EXERCISE TASK
How many lines of the material below contain the string "дате"? Answer with the number and nothing else.

DATA EXTRACT
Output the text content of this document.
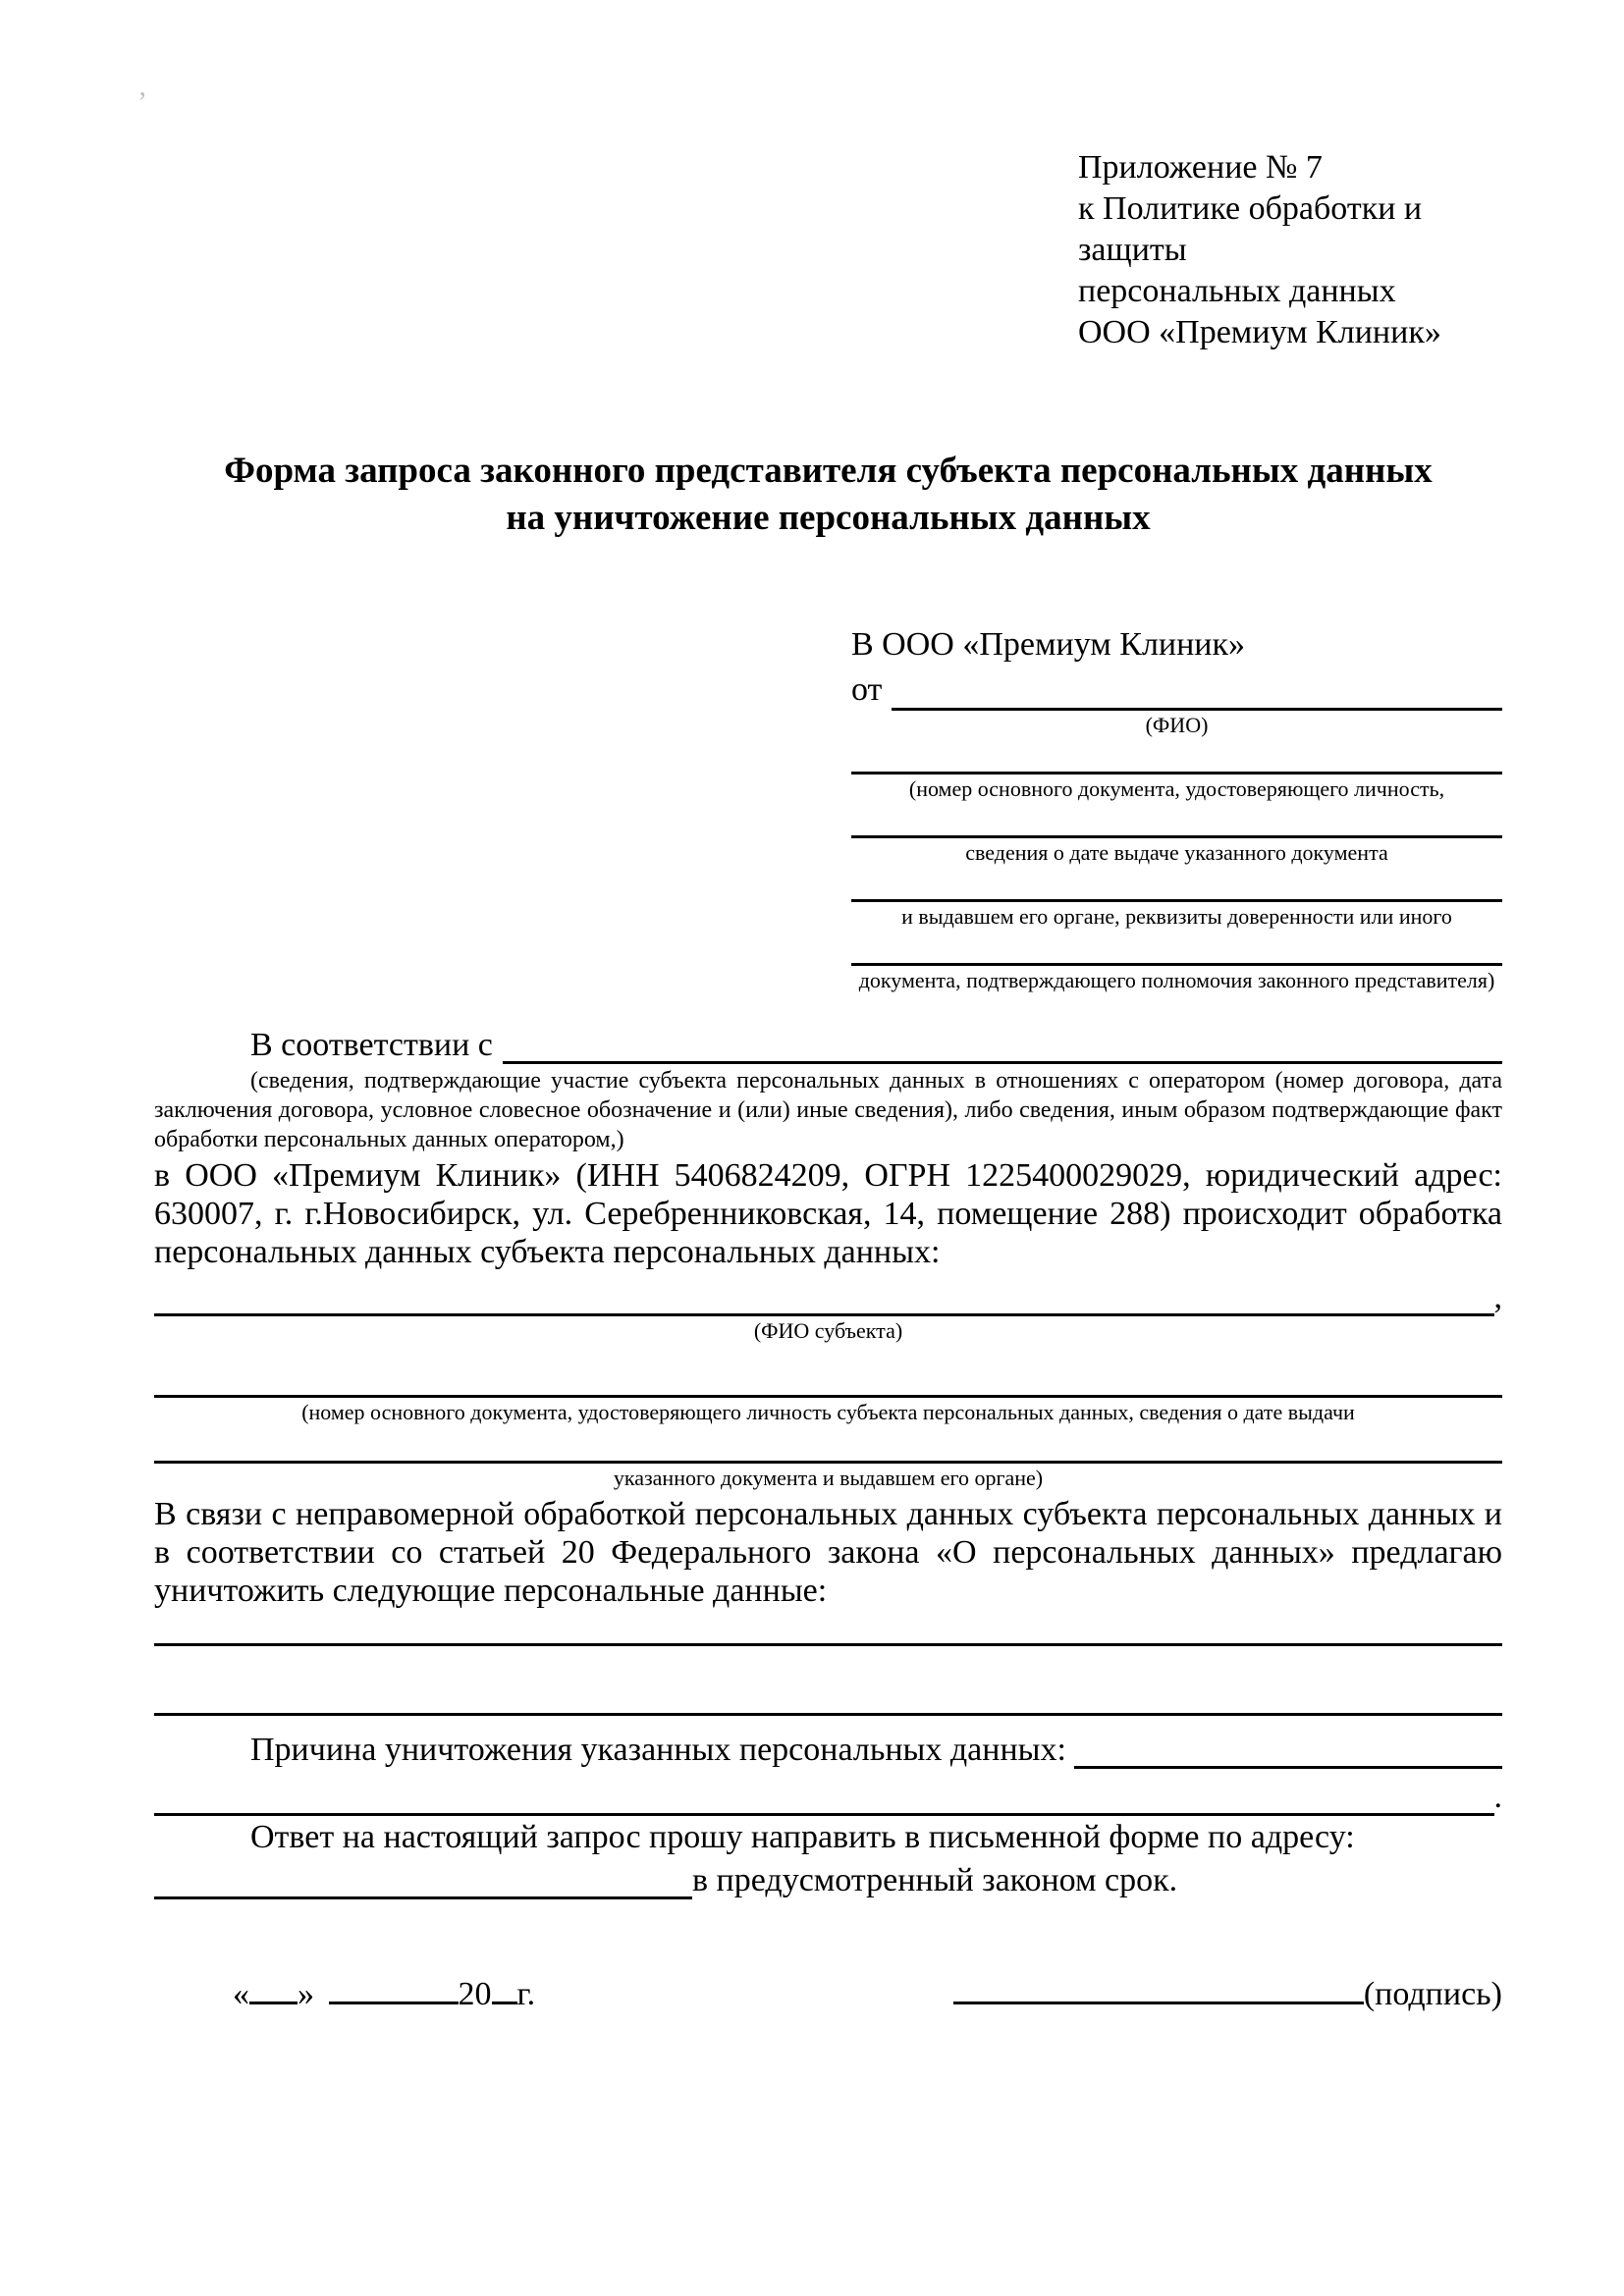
ʼ
Приложение № 7
к Политике обработки и защиты
персональных данных
ООО «Премиум Клиник»
Форма запроса законного представителя субъекта персональных данных
на уничтожение персональных данных
В ООО «Премиум Клиник»
от
(ФИО)
(номер основного документа, удостоверяющего личность,
сведения о дате выдаче указанного документа
и выдавшем его органе, реквизиты доверенности или иного
документа, подтверждающего полномочия законного представителя)
В соответствии с
(сведения, подтверждающие участие субъекта персональных данных в отношениях с оператором (номер договора, дата заключения договора, условное словесное обозначение и (или) иные сведения), либо сведения, иным образом подтверждающие факт обработки персональных данных оператором,)
в ООО «Премиум Клиник» (ИНН 5406824209, ОГРН 1225400029029, юридический адрес: 630007, г. г.Новосибирск, ул. Серебренниковская, 14, помещение 288) происходит обработка персональных данных субъекта персональных данных:
,
(ФИО субъекта)
(номер основного документа, удостоверяющего личность субъекта персональных данных, сведения о дате выдачи
указанного документа и выдавшем его органе)
В связи с неправомерной обработкой персональных данных субъекта персональных данных и в соответствии со статьей 20 Федерального закона «О персональных данных» предлагаю уничтожить следующие персональные данные:
Причина уничтожения указанных персональных данных:
.
Ответ на настоящий запрос прошу направить в письменной форме по адресу:
в предусмотренный законом срок.
« »	20 г.	(подпись)
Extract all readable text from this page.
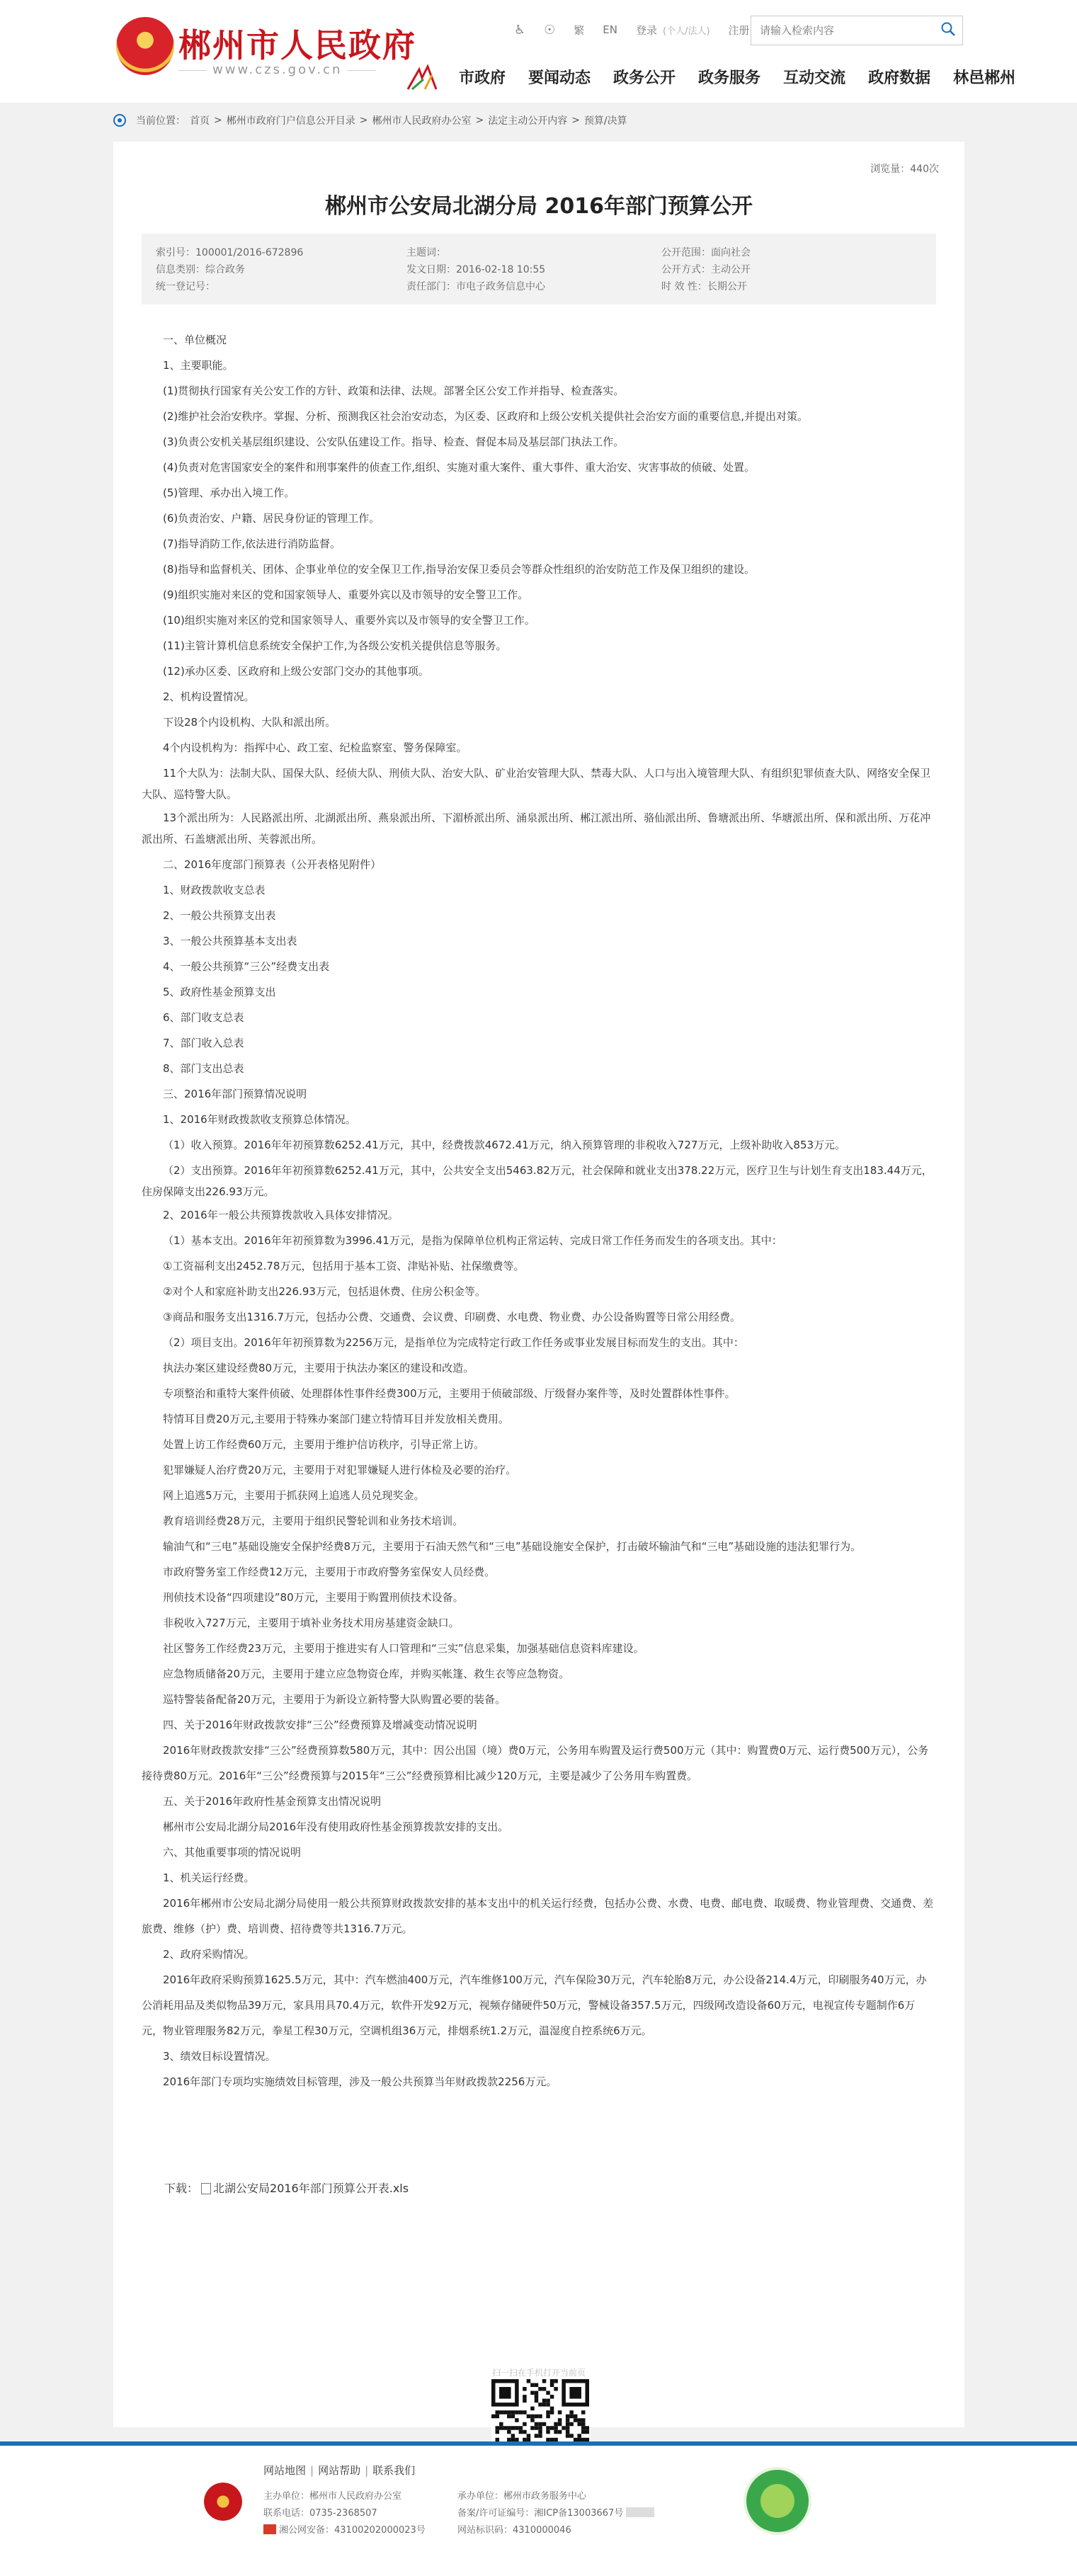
郴州市人民政府
www.czs.gov.cn
♿ ☉ 繁 EN 登录 (个人/法人) 注册
请输入检索内容
市政府 要闻动态 政务公开 政务服务 互动交流 政府数据 林邑郴州
当前位置： 首页 > 郴州市政府门户信息公开目录 > 郴州市人民政府办公室 > 法定主动公开内容 > 预算/决算
浏览量：440次
郴州市公安局北湖分局 2016年部门预算公开
索引号：100001/2016-672896
信息类别：综合政务
统一登记号：
主题词：
发文日期：2016-02-18 10:55
责任部门：市电子政务信息中心
公开范围：面向社会
公开方式：主动公开
时 效 性：长期公开

一、单位概况

1、主要职能。

(1)贯彻执行国家有关公安工作的方针、政策和法律、法规。部署全区公安工作并指导、检查落实。

(2)维护社会治安秩序。掌握、分析、预测我区社会治安动态，为区委、区政府和上级公安机关提供社会治安方面的重要信息,并提出对策。

(3)负责公安机关基层组织建设、公安队伍建设工作。指导、检查、督促本局及基层部门执法工作。

(4)负责对危害国家安全的案件和刑事案件的侦查工作,组织、实施对重大案件、重大事件、重大治安、灾害事故的侦破、处置。

(5)管理、承办出入境工作。

(6)负责治安、户籍、居民身份证的管理工作。

(7)指导消防工作,依法进行消防监督。

(8)指导和监督机关、团体、企事业单位的安全保卫工作,指导治安保卫委员会等群众性组织的治安防范工作及保卫组织的建设。

(9)组织实施对来区的党和国家领导人、重要外宾以及市领导的安全警卫工作。

(10)组织实施对来区的党和国家领导人、重要外宾以及市领导的安全警卫工作。

(11)主管计算机信息系统安全保护工作,为各级公安机关提供信息等服务。

(12)承办区委、区政府和上级公安部门交办的其他事项。

2、机构设置情况。

下设28个内设机构、大队和派出所。

4个内设机构为：指挥中心、政工室、纪检监察室、警务保障室。

11个大队为：法制大队、国保大队、经侦大队、刑侦大队、治安大队、矿业治安管理大队、禁毒大队、人口与出入境管理大队、有组织犯罪侦查大队、网络安全保卫大队、巡特警大队。

13个派出所为：人民路派出所、北湖派出所、燕泉派出所、下湄桥派出所、涌泉派出所、郴江派出所、骆仙派出所、鲁塘派出所、华塘派出所、保和派出所、万花冲派出所、石盖塘派出所、芙蓉派出所。

二、2016年度部门预算表（公开表格见附件）

1、财政拨款收支总表

2、一般公共预算支出表

3、一般公共预算基本支出表

4、一般公共预算“三公”经费支出表

5、政府性基金预算支出

6、部门收支总表

7、部门收入总表

8、部门支出总表

三、2016年部门预算情况说明

1、2016年财政拨款收支预算总体情况。

（1）收入预算。2016年年初预算数6252.41万元，其中，经费拨款4672.41万元，纳入预算管理的非税收入727万元，上级补助收入853万元。

（2）支出预算。2016年年初预算数6252.41万元，其中，公共安全支出5463.82万元，社会保障和就业支出378.22万元，医疗卫生与计划生育支出183.44万元，住房保障支出226.93万元。

2、2016年一般公共预算拨款收入具体安排情况。

（1）基本支出。2016年年初预算数为3996.41万元，是指为保障单位机构正常运转、完成日常工作任务而发生的各项支出。其中：

①工资福利支出2452.78万元，包括用于基本工资、津贴补贴、社保缴费等。

②对个人和家庭补助支出226.93万元，包括退休费、住房公积金等。

③商品和服务支出1316.7万元，包括办公费、交通费、会议费、印刷费、水电费、物业费、办公设备购置等日常公用经费。

（2）项目支出。2016年年初预算数为2256万元，是指单位为完成特定行政工作任务或事业发展目标而发生的支出。其中：

执法办案区建设经费80万元，主要用于执法办案区的建设和改造。

专项整治和重特大案件侦破、处理群体性事件经费300万元，主要用于侦破部级、厅级督办案件等，及时处置群体性事件。

特情耳目费20万元,主要用于特殊办案部门建立特情耳目并发放相关费用。

处置上访工作经费60万元，主要用于维护信访秩序，引导正常上访。

犯罪嫌疑人治疗费20万元，主要用于对犯罪嫌疑人进行体检及必要的治疗。

网上追逃5万元，主要用于抓获网上追逃人员兑现奖金。

教育培训经费28万元，主要用于组织民警轮训和业务技术培训。

输油气和“三电”基础设施安全保护经费8万元，主要用于石油天然气和“三电”基础设施安全保护，打击破坏输油气和“三电”基础设施的违法犯罪行为。

市政府警务室工作经费12万元，主要用于市政府警务室保安人员经费。

刑侦技术设备“四项建设”80万元，主要用于购置刑侦技术设备。

非税收入727万元，主要用于填补业务技术用房基建资金缺口。

社区警务工作经费23万元，主要用于推进实有人口管理和“三实”信息采集，加强基础信息资料库建设。

应急物质储备20万元，主要用于建立应急物资仓库，并购买帐篷、救生衣等应急物资。

巡特警装备配备20万元，主要用于为新设立新特警大队购置必要的装备。

四、关于2016年财政拨款安排“三公”经费预算及增减变动情况说明

2016年财政拨款安排“三公”经费预算数580万元，其中：因公出国（境）费0万元，公务用车购置及运行费500万元（其中：购置费0万元、运行费500万元），公务接待费80万元。2016年“三公”经费预算与2015年“三公”经费预算相比减少120万元，主要是减少了公务用车购置费。

五、关于2016年政府性基金预算支出情况说明

郴州市公安局北湖分局2016年没有使用政府性基金预算拨款安排的支出。

六、其他重要事项的情况说明

1、机关运行经费。

2016年郴州市公安局北湖分局使用一般公共预算财政拨款安排的基本支出中的机关运行经费，包括办公费、水费、电费、邮电费、取暖费、物业管理费、交通费、差旅费、维修（护）费、培训费、招待费等共1316.7万元。

2、政府采购情况。

2016年政府采购预算1625.5万元，其中：汽车燃油400万元，汽车维修100万元，汽车保险30万元，汽车轮胎8万元，办公设备214.4万元，印刷服务40万元，办公消耗用品及类似物品39万元，家具用具70.4万元，软件开发92万元，视频存储硬件50万元，警械设备357.5万元，四级网改造设备60万元，电视宣传专题制作6万元，物业管理服务82万元，拳星工程30万元，空调机组36万元，排烟系统1.2万元，温湿度自控系统6万元。

3、绩效目标设置情况。

2016年部门专项均实施绩效目标管理，涉及一般公共预算当年财政拨款2256万元。

下载： 北湖公安局2016年部门预算公开表.xls
扫一扫在手机打开当前页
网站地图 | 网站帮助 | 联系我们
主办单位：郴州市人民政府办公室
联系电话：0735-2368507
湘公网安备：43100202000023号
承办单位：郴州市政务服务中心
备案/许可证编号：湘ICP备13003667号
网站标识码：4310000046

SOLVED PROBLEM
2